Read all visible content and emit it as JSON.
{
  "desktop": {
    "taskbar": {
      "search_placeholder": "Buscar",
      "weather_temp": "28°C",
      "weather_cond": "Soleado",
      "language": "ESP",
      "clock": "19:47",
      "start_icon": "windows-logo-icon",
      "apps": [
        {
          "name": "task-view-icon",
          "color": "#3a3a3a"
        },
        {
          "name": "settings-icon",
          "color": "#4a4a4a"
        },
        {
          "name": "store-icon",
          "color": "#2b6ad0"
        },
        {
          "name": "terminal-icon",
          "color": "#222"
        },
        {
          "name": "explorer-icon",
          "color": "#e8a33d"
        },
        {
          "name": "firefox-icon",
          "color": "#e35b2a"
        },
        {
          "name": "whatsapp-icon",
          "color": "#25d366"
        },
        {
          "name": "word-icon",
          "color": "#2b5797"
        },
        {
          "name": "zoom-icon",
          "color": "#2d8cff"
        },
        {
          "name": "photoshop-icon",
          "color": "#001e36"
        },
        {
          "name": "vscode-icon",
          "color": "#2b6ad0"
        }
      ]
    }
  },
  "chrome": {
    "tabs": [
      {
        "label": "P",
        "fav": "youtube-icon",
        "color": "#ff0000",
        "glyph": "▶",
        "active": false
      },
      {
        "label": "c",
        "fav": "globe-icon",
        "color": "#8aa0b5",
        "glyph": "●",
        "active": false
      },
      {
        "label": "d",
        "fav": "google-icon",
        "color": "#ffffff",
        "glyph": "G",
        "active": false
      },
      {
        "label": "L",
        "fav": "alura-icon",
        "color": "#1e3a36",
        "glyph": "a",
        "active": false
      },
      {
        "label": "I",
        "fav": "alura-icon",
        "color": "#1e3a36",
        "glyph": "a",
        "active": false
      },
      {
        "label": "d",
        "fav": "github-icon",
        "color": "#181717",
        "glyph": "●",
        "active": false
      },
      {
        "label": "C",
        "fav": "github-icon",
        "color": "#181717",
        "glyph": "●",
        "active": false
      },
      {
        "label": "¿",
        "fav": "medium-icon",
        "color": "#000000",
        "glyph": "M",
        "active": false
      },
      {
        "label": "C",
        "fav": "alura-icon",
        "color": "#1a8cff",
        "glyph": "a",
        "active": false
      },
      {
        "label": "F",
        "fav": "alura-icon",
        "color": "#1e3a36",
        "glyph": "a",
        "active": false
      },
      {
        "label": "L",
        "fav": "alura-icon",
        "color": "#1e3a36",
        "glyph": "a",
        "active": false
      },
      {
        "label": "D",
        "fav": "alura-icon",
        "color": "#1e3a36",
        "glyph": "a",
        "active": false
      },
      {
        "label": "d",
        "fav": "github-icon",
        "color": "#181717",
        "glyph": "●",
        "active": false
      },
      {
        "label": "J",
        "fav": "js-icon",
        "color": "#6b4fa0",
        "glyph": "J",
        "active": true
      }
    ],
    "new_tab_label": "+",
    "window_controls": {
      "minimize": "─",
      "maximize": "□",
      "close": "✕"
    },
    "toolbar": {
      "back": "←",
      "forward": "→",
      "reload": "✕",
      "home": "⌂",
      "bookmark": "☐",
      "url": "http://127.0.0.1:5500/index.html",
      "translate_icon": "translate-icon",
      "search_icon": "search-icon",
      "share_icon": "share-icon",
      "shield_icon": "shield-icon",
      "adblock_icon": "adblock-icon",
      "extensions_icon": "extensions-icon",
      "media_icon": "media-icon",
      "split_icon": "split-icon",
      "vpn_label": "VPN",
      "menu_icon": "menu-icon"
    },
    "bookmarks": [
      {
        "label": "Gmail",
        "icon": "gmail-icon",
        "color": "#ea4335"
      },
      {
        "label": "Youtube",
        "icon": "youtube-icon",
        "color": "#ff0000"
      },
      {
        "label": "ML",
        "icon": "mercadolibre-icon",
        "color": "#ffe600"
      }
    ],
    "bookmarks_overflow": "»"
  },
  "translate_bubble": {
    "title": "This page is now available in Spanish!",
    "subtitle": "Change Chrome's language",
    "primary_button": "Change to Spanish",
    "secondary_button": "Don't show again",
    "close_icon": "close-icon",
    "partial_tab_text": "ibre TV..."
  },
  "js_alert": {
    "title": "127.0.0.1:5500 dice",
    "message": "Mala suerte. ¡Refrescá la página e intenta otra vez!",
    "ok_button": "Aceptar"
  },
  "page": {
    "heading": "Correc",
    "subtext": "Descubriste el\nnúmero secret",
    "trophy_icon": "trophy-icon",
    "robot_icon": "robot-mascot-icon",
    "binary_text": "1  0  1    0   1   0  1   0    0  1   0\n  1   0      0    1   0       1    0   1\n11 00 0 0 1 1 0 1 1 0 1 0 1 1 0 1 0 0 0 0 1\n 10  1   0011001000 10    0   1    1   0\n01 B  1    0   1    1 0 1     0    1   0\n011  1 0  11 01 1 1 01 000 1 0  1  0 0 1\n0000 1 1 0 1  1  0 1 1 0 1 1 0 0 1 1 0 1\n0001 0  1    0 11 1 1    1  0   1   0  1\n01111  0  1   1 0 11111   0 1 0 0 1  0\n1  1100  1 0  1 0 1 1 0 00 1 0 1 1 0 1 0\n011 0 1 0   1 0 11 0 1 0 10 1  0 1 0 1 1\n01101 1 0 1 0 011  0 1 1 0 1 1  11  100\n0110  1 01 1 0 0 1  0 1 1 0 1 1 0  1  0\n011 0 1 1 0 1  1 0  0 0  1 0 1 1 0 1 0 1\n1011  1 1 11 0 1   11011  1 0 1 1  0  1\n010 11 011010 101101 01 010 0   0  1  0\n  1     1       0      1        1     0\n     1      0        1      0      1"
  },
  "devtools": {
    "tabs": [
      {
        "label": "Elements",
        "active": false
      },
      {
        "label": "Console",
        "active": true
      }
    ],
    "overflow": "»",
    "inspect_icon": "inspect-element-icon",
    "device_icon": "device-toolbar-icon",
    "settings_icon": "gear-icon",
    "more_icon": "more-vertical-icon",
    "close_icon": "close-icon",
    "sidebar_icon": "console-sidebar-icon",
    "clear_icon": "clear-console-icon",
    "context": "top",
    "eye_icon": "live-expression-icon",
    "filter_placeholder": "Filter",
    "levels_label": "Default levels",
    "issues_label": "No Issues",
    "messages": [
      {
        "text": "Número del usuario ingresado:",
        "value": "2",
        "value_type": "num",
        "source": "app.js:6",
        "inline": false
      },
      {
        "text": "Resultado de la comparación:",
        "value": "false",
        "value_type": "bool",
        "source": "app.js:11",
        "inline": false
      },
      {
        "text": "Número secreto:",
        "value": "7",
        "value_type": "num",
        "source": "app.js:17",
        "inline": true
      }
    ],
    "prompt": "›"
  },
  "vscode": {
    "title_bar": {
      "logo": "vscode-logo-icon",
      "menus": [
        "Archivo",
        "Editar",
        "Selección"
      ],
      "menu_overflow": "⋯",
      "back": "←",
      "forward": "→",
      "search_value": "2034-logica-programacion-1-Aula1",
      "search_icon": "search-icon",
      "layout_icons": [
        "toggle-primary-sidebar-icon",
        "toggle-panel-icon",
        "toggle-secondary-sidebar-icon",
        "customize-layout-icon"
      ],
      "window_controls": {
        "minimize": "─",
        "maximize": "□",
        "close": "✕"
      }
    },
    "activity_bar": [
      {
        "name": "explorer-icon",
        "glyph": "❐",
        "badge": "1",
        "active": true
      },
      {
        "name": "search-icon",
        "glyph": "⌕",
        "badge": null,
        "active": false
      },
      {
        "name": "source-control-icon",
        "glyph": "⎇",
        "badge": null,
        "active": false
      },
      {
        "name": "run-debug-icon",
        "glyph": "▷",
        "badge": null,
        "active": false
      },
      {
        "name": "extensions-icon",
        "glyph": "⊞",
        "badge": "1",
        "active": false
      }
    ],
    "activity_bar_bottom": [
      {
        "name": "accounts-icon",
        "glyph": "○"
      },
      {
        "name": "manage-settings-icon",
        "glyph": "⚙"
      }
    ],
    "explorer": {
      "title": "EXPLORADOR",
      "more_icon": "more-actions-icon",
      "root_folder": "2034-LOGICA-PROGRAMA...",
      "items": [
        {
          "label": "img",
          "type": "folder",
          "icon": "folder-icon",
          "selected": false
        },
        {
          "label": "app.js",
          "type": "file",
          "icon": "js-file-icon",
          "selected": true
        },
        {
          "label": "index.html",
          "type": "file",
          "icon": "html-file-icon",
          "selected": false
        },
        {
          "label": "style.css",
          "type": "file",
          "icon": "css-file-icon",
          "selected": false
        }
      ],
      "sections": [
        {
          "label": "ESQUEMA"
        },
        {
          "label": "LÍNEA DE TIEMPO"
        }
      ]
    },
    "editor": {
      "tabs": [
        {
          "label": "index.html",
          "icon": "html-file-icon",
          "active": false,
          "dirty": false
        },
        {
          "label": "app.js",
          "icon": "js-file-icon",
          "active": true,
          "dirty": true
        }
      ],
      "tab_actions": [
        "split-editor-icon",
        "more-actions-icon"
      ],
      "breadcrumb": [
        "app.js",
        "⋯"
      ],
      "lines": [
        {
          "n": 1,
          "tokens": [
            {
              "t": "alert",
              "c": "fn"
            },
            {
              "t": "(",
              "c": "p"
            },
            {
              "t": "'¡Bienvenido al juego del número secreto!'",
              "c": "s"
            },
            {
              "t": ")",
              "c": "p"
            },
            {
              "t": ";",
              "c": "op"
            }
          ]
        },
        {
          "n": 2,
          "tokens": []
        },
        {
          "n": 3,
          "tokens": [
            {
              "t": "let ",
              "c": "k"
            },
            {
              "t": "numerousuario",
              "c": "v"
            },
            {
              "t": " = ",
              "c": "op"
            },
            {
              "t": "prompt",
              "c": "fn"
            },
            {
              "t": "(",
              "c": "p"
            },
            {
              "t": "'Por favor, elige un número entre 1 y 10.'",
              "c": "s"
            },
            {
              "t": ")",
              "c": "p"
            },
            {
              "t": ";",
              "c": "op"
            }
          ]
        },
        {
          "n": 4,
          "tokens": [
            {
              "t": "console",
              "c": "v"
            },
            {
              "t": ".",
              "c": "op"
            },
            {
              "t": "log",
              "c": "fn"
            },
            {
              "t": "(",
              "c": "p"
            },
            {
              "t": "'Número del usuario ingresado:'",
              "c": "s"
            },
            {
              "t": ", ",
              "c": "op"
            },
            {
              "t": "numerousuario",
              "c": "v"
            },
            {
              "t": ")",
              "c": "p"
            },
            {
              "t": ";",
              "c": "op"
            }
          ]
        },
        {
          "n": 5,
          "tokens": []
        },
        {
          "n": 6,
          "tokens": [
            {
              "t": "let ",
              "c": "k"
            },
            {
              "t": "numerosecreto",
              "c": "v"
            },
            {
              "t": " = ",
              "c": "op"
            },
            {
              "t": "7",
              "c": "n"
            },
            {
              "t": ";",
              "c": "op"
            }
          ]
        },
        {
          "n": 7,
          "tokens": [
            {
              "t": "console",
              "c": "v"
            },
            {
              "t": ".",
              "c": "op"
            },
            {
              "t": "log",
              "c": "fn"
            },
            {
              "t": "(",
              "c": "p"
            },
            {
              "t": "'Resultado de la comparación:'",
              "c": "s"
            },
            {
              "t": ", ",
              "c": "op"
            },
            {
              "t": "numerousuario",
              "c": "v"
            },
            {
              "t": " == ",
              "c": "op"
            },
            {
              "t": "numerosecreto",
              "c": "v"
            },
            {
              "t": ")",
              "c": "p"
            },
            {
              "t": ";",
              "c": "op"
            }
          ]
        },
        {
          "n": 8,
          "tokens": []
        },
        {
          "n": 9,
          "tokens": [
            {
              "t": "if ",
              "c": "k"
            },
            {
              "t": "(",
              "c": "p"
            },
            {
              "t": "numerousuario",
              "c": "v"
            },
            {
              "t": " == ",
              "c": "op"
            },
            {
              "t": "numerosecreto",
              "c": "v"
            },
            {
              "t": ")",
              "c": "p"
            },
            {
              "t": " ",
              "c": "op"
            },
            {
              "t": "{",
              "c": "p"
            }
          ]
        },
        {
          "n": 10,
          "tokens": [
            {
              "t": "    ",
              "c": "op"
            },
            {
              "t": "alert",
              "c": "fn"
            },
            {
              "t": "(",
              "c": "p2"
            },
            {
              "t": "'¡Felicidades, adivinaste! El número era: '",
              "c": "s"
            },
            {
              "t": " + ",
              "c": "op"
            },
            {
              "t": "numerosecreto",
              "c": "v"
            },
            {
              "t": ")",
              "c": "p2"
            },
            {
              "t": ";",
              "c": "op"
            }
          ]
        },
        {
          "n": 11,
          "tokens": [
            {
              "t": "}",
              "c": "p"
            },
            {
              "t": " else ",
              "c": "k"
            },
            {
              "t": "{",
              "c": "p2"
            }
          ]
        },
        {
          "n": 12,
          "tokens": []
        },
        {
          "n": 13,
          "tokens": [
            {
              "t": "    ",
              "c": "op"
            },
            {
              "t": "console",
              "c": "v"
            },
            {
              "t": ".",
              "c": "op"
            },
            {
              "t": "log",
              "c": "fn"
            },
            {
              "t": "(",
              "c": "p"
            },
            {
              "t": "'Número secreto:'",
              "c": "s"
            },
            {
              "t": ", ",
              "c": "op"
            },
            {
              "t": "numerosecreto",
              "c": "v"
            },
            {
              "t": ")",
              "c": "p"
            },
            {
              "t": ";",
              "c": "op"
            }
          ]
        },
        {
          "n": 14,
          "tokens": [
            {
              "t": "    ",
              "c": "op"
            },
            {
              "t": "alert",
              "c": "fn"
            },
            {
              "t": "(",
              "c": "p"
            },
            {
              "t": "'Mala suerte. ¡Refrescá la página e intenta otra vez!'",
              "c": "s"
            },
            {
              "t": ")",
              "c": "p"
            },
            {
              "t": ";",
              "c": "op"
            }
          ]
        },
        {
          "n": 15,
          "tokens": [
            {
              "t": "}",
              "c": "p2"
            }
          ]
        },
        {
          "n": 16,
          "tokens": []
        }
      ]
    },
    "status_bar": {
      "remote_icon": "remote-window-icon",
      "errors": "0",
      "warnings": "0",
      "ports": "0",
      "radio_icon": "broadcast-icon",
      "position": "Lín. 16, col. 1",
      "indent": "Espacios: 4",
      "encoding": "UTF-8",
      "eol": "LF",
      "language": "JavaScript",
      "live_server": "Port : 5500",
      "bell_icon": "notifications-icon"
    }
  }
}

Required task ::
Out of the records, collect only those lines that contain the string "comparación".

Solution below ::
        "text": "Resultado de la comparación:",
              "t": "'Resultado de la comparación:'",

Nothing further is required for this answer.